__Exercise prompt__
Find every line in the records below that holds the word "color", and copy each one.

__Entries supplied__

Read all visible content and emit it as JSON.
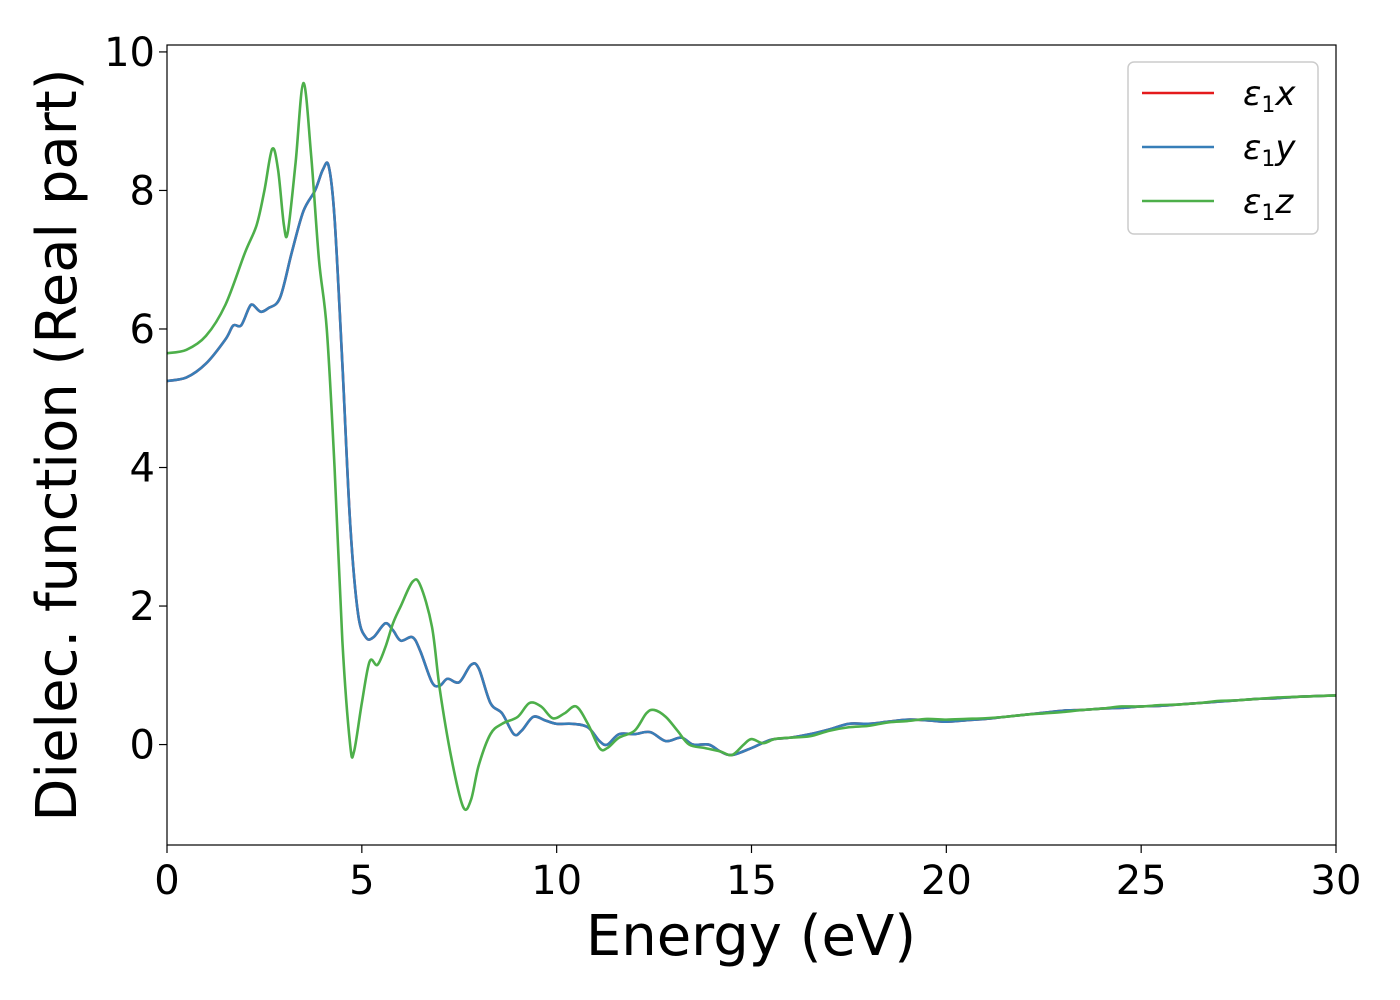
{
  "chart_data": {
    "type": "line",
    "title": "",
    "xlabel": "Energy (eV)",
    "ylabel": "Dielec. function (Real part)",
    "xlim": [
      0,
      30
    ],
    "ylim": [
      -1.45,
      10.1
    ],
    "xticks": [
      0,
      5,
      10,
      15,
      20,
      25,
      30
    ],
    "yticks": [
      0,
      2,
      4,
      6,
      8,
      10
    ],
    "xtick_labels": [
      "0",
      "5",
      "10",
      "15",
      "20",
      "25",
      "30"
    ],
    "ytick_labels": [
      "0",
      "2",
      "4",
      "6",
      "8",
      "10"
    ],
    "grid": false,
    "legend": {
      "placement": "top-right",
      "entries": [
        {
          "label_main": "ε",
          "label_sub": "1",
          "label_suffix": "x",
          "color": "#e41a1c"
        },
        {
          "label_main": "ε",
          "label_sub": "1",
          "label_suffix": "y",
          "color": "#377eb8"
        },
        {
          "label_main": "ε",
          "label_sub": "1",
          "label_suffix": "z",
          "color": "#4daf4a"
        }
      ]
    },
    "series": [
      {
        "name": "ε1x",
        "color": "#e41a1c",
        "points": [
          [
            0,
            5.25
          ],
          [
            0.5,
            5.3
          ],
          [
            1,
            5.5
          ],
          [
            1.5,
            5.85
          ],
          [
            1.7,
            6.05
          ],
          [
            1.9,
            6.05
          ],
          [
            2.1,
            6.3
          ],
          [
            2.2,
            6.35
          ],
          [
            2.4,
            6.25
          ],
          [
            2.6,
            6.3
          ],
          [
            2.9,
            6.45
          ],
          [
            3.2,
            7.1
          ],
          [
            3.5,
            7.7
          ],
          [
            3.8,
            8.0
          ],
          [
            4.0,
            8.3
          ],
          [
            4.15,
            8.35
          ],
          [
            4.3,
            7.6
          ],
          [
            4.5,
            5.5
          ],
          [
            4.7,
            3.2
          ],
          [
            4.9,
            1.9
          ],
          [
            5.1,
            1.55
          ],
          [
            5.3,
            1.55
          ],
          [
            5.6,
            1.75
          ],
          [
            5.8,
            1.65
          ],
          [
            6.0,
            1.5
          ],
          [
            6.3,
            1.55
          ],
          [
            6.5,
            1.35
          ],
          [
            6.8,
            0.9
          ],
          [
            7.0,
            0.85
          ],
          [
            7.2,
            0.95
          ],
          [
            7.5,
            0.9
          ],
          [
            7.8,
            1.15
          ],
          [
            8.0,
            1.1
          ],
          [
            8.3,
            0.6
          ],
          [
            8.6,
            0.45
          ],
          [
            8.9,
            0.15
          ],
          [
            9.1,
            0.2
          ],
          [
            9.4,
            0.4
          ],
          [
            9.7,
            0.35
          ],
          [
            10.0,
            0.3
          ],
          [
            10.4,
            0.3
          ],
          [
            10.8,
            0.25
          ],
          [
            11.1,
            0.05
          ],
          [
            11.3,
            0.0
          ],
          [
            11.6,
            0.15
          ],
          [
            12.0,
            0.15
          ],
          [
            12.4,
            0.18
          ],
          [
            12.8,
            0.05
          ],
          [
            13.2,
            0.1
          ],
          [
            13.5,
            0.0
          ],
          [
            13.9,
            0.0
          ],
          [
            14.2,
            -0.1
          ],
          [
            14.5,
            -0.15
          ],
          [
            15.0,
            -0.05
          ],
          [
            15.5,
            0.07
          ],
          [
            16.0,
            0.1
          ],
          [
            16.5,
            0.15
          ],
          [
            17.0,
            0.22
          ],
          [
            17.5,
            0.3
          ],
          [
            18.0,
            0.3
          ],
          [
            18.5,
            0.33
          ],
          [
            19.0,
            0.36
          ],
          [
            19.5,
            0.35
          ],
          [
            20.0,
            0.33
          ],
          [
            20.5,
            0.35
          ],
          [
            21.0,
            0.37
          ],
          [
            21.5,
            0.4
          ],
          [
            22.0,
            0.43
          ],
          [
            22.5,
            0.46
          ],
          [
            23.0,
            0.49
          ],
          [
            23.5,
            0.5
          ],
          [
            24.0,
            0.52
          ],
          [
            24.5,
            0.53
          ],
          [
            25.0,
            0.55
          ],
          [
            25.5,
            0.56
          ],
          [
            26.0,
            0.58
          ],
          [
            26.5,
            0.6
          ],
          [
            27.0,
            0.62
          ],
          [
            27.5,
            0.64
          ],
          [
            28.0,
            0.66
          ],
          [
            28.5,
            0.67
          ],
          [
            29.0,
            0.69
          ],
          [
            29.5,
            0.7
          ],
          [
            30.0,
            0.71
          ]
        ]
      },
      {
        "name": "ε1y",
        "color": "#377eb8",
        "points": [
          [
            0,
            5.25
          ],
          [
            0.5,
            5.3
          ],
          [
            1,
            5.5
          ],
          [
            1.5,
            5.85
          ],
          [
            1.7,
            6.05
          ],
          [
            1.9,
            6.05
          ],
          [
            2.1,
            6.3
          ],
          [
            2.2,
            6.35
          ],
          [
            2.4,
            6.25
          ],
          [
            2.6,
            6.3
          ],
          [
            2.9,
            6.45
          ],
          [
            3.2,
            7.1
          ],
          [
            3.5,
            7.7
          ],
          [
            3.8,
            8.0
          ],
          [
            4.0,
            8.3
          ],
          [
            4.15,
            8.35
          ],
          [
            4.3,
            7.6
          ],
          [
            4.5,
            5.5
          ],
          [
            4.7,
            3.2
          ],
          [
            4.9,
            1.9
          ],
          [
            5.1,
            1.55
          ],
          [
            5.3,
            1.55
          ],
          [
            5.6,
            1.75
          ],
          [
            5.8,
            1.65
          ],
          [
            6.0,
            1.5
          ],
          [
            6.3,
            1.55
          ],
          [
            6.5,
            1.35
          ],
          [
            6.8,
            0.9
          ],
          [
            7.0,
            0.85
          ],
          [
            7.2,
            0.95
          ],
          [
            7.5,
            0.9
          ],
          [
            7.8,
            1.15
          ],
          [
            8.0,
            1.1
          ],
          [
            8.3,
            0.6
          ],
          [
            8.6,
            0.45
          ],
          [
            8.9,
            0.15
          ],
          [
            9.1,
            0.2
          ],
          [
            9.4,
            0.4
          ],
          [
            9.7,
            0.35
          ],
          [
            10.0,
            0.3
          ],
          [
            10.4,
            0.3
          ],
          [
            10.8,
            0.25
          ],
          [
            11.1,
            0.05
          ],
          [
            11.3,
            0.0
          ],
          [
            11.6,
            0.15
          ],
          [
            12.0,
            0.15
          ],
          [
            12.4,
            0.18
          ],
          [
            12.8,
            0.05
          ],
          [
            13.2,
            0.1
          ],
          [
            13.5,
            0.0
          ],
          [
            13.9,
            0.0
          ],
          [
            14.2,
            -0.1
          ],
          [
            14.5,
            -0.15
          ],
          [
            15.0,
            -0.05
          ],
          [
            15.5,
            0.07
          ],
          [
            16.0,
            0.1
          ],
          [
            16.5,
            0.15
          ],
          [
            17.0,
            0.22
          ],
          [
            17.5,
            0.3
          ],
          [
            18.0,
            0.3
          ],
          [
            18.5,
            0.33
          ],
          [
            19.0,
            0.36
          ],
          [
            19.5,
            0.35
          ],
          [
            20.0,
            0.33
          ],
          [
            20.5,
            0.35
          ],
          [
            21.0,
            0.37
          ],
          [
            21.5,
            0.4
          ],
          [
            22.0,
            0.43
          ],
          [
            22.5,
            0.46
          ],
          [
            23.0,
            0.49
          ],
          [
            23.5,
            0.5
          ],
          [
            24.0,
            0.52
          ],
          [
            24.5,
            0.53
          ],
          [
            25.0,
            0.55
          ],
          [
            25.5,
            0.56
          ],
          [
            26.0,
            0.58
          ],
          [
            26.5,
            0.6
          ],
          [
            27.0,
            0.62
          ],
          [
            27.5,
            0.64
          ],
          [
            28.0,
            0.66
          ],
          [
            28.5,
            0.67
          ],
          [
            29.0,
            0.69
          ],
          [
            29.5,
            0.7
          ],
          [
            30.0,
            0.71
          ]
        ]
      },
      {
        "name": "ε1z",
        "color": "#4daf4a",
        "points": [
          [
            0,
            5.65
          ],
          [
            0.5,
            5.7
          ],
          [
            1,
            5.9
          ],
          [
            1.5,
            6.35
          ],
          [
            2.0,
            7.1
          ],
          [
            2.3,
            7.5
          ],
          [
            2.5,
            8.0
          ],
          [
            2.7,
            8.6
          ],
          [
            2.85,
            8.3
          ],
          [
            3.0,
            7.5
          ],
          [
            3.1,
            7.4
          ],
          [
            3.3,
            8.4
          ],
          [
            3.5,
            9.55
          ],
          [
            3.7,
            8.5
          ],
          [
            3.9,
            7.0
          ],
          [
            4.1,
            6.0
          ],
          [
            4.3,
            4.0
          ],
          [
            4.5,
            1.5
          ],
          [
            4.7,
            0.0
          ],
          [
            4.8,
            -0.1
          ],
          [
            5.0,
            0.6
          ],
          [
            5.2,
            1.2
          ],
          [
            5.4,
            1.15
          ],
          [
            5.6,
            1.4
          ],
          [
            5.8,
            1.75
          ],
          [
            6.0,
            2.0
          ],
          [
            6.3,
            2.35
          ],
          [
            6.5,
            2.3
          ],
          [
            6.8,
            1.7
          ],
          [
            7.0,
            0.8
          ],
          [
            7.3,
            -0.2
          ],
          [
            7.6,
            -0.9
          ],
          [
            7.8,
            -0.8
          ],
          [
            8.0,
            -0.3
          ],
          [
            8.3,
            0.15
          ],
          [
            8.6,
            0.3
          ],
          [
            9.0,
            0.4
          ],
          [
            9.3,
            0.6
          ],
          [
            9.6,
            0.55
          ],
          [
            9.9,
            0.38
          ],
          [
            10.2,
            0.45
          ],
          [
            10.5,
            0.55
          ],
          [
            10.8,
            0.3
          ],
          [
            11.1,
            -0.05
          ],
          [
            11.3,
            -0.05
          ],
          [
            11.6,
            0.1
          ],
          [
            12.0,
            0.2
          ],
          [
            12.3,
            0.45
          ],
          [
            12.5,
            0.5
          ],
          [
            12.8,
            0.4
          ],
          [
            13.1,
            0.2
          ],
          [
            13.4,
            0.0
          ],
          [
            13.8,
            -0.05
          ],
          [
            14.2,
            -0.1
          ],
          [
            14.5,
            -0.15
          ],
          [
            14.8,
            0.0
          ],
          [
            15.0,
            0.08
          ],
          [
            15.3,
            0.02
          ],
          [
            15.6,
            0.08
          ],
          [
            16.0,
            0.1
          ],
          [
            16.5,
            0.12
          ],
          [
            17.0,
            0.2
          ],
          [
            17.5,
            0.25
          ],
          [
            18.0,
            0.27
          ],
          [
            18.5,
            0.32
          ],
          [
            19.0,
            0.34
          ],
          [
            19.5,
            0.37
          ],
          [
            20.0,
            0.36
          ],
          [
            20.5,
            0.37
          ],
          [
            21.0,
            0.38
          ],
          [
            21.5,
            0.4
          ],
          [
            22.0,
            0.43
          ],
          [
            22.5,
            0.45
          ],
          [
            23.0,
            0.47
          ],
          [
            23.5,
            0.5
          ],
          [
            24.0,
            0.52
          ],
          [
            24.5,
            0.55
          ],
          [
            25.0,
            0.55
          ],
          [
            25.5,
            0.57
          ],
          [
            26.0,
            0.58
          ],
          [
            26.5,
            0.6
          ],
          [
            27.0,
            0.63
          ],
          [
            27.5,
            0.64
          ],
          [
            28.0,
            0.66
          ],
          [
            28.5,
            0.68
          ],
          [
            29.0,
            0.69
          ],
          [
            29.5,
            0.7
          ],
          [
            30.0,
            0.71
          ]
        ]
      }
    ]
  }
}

__Solution__
          "color": "#e41a1c"
          "color": "#377eb8"
          "color": "#4daf4a"
        "color": "#e41a1c",
        "color": "#377eb8",
        "color": "#4daf4a",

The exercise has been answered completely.